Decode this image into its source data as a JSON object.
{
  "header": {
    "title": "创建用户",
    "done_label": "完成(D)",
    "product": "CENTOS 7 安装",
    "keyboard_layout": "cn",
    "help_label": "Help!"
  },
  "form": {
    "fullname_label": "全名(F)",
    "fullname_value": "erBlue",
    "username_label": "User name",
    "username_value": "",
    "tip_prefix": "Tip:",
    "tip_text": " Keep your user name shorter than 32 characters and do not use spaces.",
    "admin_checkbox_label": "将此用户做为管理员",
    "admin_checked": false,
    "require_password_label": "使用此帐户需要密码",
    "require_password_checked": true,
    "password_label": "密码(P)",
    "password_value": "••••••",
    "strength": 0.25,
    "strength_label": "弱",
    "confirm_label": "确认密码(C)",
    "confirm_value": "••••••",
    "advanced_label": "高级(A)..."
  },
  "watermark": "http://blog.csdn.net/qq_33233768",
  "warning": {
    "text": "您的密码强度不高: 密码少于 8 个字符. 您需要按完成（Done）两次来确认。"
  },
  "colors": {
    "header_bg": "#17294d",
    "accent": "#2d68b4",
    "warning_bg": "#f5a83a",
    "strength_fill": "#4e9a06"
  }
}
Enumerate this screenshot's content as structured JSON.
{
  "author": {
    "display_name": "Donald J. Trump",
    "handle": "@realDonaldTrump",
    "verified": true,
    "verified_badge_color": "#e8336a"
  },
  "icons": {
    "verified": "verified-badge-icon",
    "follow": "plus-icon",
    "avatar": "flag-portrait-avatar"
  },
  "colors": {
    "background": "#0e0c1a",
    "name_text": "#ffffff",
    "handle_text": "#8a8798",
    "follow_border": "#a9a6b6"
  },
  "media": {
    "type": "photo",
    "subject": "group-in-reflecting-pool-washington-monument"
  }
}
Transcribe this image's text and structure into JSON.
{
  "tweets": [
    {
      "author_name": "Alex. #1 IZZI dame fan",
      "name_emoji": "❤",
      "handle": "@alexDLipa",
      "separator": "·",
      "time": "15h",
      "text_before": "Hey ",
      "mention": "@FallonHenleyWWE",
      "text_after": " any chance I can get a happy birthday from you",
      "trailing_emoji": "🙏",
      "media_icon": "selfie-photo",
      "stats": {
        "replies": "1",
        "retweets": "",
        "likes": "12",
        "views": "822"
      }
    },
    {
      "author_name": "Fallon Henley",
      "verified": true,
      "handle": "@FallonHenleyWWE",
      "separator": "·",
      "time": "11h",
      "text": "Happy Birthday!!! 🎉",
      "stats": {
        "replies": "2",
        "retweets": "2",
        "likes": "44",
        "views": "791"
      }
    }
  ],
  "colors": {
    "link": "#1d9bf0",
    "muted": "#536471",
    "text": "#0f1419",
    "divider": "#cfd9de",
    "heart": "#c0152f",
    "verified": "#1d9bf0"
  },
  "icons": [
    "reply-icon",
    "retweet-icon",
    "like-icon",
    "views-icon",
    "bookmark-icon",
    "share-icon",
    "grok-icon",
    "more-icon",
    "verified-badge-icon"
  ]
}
****************
> _Your objective_:
Copy the entries above exactly, leaving none out.

> _Reply_:
Decode this image into its source data as a JSON object.
{
  "header": {
    "title": "创建用户",
    "done_label": "完成(D)",
    "product": "CENTOS 7 安装",
    "keyboard_layout": "cn",
    "help_label": "Help!"
  },
  "form": {
    "fullname_label": "全名(F)",
    "fullname_value": "erBlue",
    "username_label": "User name",
    "username_value": "",
    "tip_prefix": "Tip:",
    "tip_text": " Keep your user name shorter than 32 characters and do not use spaces.",
    "admin_checkbox_label": "将此用户做为管理员",
    "admin_checked": false,
    "require_password_label": "使用此帐户需要密码",
    "require_password_checked": true,
    "password_label": "密码(P)",
    "password_value": "••••••",
    "strength": 0.25,
    "strength_label": "弱",
    "confirm_label": "确认密码(C)",
    "confirm_value": "••••••",
    "advanced_label": "高级(A)..."
  },
  "watermark": "http://blog.csdn.net/qq_33233768",
  "warning": {
    "text": "您的密码强度不高: 密码少于 8 个字符. 您需要按完成（Done）两次来确认。"
  },
  "colors": {
    "header_bg": "#17294d",
    "accent": "#2d68b4",
    "warning_bg": "#f5a83a",
    "strength_fill": "#4e9a06"
  }
}
Enumerate this screenshot's content as structured JSON.
{
  "author": {
    "display_name": "Donald J. Trump",
    "handle": "@realDonaldTrump",
    "verified": true,
    "verified_badge_color": "#e8336a"
  },
  "icons": {
    "verified": "verified-badge-icon",
    "follow": "plus-icon",
    "avatar": "flag-portrait-avatar"
  },
  "colors": {
    "background": "#0e0c1a",
    "name_text": "#ffffff",
    "handle_text": "#8a8798",
    "follow_border": "#a9a6b6"
  },
  "media": {
    "type": "photo",
    "subject": "group-in-reflecting-pool-washington-monument"
  }
}
Transcribe this image's text and structure into JSON.
{
  "tweets": [
    {
      "author_name": "Alex. #1 IZZI dame fan",
      "name_emoji": "❤",
      "handle": "@alexDLipa",
      "separator": "·",
      "time": "15h",
      "text_before": "Hey ",
      "mention": "@FallonHenleyWWE",
      "text_after": " any chance I can get a happy birthday from you",
      "trailing_emoji": "🙏",
      "media_icon": "selfie-photo",
      "stats": {
        "replies": "1",
        "retweets": "",
        "likes": "12",
        "views": "822"
      }
    },
    {
      "author_name": "Fallon Henley",
      "verified": true,
      "handle": "@FallonHenleyWWE",
      "separator": "·",
      "time": "11h",
      "text": "Happy Birthday!!! 🎉",
      "stats": {
        "replies": "2",
        "retweets": "2",
        "likes": "44",
        "views": "791"
      }
    }
  ],
  "colors": {
    "link": "#1d9bf0",
    "muted": "#536471",
    "text": "#0f1419",
    "divider": "#cfd9de",
    "heart": "#c0152f",
    "verified": "#1d9bf0"
  },
  "icons": [
    "reply-icon",
    "retweet-icon",
    "like-icon",
    "views-icon",
    "bookmark-icon",
    "share-icon",
    "grok-icon",
    "more-icon",
    "verified-badge-icon"
  ]
}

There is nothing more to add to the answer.